▶ Set task
Show, in full, each line of the data that contains "Grandma".

(Entries taken from a collection)
-*-
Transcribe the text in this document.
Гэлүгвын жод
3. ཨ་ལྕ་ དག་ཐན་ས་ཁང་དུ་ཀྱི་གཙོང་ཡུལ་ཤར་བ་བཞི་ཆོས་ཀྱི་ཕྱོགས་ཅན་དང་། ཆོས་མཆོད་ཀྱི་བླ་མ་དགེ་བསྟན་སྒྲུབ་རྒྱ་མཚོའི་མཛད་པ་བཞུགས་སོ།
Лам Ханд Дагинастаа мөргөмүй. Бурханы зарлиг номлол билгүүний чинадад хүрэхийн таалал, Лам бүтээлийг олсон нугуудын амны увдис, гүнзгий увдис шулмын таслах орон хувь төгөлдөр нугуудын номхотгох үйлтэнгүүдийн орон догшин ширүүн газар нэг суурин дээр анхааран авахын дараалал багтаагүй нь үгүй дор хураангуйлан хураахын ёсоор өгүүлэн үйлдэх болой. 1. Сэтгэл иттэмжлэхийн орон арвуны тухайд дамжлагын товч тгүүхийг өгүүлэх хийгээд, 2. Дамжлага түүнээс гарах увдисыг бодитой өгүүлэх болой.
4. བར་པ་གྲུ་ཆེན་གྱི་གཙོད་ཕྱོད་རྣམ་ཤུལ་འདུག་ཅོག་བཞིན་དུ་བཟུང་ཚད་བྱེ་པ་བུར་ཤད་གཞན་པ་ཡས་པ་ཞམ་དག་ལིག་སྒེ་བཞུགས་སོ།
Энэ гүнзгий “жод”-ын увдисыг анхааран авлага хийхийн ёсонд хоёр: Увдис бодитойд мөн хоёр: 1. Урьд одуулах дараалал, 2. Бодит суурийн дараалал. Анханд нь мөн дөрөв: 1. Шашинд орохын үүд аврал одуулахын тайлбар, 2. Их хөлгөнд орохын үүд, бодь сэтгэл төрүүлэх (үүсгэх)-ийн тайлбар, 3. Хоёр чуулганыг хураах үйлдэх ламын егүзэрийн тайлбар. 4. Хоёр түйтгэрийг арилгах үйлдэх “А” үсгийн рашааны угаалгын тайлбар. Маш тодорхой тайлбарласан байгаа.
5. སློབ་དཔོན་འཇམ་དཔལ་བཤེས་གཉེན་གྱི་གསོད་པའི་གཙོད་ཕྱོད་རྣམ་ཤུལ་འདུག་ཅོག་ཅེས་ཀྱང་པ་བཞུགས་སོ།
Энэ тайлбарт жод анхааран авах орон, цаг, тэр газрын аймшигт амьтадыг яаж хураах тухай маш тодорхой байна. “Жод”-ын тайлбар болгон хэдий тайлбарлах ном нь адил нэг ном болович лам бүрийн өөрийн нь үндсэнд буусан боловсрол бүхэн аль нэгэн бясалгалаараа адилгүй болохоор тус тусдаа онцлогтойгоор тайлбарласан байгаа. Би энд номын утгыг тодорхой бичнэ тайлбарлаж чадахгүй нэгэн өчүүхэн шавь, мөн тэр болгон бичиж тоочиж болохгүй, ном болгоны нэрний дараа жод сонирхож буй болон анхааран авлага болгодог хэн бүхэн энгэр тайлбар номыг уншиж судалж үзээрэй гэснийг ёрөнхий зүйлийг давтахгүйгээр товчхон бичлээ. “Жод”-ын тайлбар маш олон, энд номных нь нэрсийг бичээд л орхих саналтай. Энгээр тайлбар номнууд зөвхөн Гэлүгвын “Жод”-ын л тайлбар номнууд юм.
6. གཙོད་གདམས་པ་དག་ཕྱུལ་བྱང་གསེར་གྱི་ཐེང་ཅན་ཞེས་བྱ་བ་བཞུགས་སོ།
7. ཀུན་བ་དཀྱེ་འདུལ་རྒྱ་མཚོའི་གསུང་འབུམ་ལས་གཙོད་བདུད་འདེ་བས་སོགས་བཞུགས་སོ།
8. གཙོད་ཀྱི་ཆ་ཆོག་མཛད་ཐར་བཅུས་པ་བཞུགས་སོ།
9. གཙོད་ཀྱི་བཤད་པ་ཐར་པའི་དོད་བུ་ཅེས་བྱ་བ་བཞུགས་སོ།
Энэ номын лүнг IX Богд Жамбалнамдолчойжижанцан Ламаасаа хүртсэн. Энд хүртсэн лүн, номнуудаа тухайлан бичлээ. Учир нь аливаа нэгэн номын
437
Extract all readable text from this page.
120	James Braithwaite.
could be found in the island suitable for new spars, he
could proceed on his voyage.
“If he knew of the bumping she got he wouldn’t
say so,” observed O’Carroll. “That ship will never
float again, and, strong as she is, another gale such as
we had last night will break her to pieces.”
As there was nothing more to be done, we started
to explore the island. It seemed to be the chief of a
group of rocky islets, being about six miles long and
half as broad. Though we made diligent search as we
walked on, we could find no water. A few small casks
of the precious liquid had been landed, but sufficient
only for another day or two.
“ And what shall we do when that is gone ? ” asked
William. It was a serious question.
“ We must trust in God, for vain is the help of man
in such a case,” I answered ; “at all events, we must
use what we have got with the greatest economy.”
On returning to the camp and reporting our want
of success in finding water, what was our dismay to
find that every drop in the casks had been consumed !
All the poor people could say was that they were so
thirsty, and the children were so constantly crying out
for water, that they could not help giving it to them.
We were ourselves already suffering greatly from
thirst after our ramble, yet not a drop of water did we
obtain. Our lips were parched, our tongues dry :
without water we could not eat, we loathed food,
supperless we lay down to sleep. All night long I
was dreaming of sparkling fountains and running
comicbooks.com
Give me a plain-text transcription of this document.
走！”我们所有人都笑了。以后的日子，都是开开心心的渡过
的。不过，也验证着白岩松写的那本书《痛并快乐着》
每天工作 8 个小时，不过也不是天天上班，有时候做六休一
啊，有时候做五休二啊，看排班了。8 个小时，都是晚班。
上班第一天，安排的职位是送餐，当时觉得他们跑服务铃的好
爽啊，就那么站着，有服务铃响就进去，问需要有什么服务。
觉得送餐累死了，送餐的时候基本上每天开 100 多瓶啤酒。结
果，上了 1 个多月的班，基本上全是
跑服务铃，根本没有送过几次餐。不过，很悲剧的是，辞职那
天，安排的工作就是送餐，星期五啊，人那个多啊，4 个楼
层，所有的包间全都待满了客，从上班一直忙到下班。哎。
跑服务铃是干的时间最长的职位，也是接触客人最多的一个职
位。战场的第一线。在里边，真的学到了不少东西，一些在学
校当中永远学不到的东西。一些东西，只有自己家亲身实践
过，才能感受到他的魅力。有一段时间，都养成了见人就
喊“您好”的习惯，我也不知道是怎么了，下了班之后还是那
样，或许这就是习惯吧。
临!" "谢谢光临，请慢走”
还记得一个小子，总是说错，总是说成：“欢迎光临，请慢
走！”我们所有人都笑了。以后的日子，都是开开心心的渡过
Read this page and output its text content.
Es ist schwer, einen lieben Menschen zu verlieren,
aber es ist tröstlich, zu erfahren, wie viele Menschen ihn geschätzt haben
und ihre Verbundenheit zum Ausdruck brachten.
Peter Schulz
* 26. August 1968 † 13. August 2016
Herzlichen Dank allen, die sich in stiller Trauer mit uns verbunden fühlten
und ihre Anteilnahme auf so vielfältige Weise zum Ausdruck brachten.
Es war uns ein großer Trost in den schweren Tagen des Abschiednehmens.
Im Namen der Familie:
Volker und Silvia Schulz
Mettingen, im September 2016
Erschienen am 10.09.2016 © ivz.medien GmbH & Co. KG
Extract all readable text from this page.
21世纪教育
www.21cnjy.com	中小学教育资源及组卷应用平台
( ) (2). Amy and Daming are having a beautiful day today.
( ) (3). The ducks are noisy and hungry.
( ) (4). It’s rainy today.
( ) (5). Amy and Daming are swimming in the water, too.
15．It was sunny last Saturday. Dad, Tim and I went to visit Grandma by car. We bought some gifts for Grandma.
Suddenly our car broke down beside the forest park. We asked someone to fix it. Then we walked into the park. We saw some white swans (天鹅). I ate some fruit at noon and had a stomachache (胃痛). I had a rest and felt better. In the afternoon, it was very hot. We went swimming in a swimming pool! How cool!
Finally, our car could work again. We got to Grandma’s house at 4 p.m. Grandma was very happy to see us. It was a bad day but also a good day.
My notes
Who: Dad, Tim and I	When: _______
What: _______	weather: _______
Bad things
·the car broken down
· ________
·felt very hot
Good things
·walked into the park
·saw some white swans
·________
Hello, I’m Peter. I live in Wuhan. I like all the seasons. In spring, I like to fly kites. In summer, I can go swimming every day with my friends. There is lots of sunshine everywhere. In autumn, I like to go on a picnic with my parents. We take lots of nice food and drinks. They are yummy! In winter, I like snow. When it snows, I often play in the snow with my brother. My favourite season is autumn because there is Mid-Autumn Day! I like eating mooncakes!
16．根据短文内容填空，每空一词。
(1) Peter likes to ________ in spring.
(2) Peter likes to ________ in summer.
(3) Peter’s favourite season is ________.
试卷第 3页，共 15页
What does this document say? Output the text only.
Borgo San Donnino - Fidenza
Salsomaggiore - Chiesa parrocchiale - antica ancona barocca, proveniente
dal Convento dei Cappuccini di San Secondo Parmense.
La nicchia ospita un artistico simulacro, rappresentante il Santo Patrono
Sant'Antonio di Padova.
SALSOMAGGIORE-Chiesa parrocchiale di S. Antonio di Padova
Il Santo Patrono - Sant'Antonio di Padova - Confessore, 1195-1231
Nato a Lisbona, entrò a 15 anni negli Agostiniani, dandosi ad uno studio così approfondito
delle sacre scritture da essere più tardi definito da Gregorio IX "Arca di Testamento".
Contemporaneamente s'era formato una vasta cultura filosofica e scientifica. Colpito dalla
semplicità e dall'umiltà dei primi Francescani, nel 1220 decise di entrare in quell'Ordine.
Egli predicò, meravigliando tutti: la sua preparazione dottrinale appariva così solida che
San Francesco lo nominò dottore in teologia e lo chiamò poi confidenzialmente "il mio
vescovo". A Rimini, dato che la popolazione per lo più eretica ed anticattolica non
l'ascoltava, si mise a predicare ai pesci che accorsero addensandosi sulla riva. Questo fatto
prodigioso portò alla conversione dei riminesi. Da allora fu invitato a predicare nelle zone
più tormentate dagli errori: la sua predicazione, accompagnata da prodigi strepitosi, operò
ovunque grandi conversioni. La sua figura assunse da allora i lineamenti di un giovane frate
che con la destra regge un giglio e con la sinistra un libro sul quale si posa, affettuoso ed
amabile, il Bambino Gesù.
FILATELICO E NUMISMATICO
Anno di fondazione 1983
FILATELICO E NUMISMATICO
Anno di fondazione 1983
-*-
▶ Solution to the exercise
15．It was sunny last Saturday. Dad, Tim and I went to visit Grandma by car. We bought some gifts for Grandma.
Finally, our car could work again. We got to Grandma’s house at 4 p.m. Grandma was very happy to see us. It was a bad day but also a good day.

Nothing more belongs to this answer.